-- BEGIN TASK MATERIAL --

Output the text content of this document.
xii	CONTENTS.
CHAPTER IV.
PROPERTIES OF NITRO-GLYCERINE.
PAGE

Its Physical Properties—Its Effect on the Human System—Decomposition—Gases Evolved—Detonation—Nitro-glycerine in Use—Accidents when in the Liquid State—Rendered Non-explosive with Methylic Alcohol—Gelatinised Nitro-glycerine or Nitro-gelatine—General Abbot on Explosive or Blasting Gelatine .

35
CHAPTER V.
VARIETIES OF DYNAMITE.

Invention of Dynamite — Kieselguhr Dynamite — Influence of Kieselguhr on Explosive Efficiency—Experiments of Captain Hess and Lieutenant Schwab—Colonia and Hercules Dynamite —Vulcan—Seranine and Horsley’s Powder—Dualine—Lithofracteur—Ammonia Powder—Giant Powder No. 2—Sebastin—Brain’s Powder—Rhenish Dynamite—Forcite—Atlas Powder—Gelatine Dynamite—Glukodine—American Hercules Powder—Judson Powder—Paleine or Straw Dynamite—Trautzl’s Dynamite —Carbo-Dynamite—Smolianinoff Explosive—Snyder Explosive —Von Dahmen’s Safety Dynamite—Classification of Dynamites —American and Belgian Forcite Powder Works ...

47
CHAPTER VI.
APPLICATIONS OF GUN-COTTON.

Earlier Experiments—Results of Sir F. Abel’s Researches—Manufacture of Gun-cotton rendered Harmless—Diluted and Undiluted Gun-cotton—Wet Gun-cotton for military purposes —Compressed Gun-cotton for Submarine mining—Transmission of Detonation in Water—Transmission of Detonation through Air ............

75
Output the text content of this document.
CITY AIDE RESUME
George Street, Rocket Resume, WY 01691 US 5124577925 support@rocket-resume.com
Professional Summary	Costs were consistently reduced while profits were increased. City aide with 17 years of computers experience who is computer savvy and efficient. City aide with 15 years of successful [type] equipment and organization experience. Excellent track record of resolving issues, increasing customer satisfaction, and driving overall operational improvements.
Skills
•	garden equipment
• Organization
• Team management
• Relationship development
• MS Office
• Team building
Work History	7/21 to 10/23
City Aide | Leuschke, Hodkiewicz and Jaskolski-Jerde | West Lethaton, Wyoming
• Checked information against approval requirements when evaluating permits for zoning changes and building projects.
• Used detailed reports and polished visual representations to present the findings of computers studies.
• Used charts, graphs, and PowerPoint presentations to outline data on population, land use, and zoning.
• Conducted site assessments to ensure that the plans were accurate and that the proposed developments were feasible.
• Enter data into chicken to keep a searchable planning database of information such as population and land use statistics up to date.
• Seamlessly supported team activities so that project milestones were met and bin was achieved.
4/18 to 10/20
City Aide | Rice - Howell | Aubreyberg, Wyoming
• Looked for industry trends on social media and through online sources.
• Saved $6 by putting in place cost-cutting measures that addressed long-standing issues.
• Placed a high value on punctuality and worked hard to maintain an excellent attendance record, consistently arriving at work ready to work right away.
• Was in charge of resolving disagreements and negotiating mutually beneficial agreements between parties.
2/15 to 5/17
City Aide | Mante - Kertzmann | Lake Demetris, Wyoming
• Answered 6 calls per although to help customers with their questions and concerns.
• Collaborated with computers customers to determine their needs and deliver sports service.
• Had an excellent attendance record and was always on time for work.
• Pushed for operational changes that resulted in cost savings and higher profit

-- END TASK MATERIAL --

_EXERCISE GOAL_.
The entries above must be returned in full, exactly as shown.

_TASK RESULT_.
Output the text content of this document.
xii	CONTENTS.
CHAPTER IV.
PROPERTIES OF NITRO-GLYCERINE.
PAGE

Its Physical Properties—Its Effect on the Human System—Decomposition—Gases Evolved—Detonation—Nitro-glycerine in Use—Accidents when in the Liquid State—Rendered Non-explosive with Methylic Alcohol—Gelatinised Nitro-glycerine or Nitro-gelatine—General Abbot on Explosive or Blasting Gelatine .

35
CHAPTER V.
VARIETIES OF DYNAMITE.

Invention of Dynamite — Kieselguhr Dynamite — Influence of Kieselguhr on Explosive Efficiency—Experiments of Captain Hess and Lieutenant Schwab—Colonia and Hercules Dynamite —Vulcan—Seranine and Horsley’s Powder—Dualine—Lithofracteur—Ammonia Powder—Giant Powder No. 2—Sebastin—Brain’s Powder—Rhenish Dynamite—Forcite—Atlas Powder—Gelatine Dynamite—Glukodine—American Hercules Powder—Judson Powder—Paleine or Straw Dynamite—Trautzl’s Dynamite —Carbo-Dynamite—Smolianinoff Explosive—Snyder Explosive —Von Dahmen’s Safety Dynamite—Classification of Dynamites —American and Belgian Forcite Powder Works ...

47
CHAPTER VI.
APPLICATIONS OF GUN-COTTON.

Earlier Experiments—Results of Sir F. Abel’s Researches—Manufacture of Gun-cotton rendered Harmless—Diluted and Undiluted Gun-cotton—Wet Gun-cotton for military purposes —Compressed Gun-cotton for Submarine mining—Transmission of Detonation in Water—Transmission of Detonation through Air ............

75
Output the text content of this document.
CITY AIDE RESUME
George Street, Rocket Resume, WY 01691 US 5124577925 support@rocket-resume.com
Professional Summary	Costs were consistently reduced while profits were increased. City aide with 17 years of computers experience who is computer savvy and efficient. City aide with 15 years of successful [type] equipment and organization experience. Excellent track record of resolving issues, increasing customer satisfaction, and driving overall operational improvements.
Skills
•	garden equipment
• Organization
• Team management
• Relationship development
• MS Office
• Team building
Work History	7/21 to 10/23
City Aide | Leuschke, Hodkiewicz and Jaskolski-Jerde | West Lethaton, Wyoming
• Checked information against approval requirements when evaluating permits for zoning changes and building projects.
• Used detailed reports and polished visual representations to present the findings of computers studies.
• Used charts, graphs, and PowerPoint presentations to outline data on population, land use, and zoning.
• Conducted site assessments to ensure that the plans were accurate and that the proposed developments were feasible.
• Enter data into chicken to keep a searchable planning database of information such as population and land use statistics up to date.
• Seamlessly supported team activities so that project milestones were met and bin was achieved.
4/18 to 10/20
City Aide | Rice - Howell | Aubreyberg, Wyoming
• Looked for industry trends on social media and through online sources.
• Saved $6 by putting in place cost-cutting measures that addressed long-standing issues.
• Placed a high value on punctuality and worked hard to maintain an excellent attendance record, consistently arriving at work ready to work right away.
• Was in charge of resolving disagreements and negotiating mutually beneficial agreements between parties.
2/15 to 5/17
City Aide | Mante - Kertzmann | Lake Demetris, Wyoming
• Answered 6 calls per although to help customers with their questions and concerns.
• Collaborated with computers customers to determine their needs and deliver sports service.
• Had an excellent attendance record and was always on time for work.
• Pushed for operational changes that resulted in cost savings and higher profit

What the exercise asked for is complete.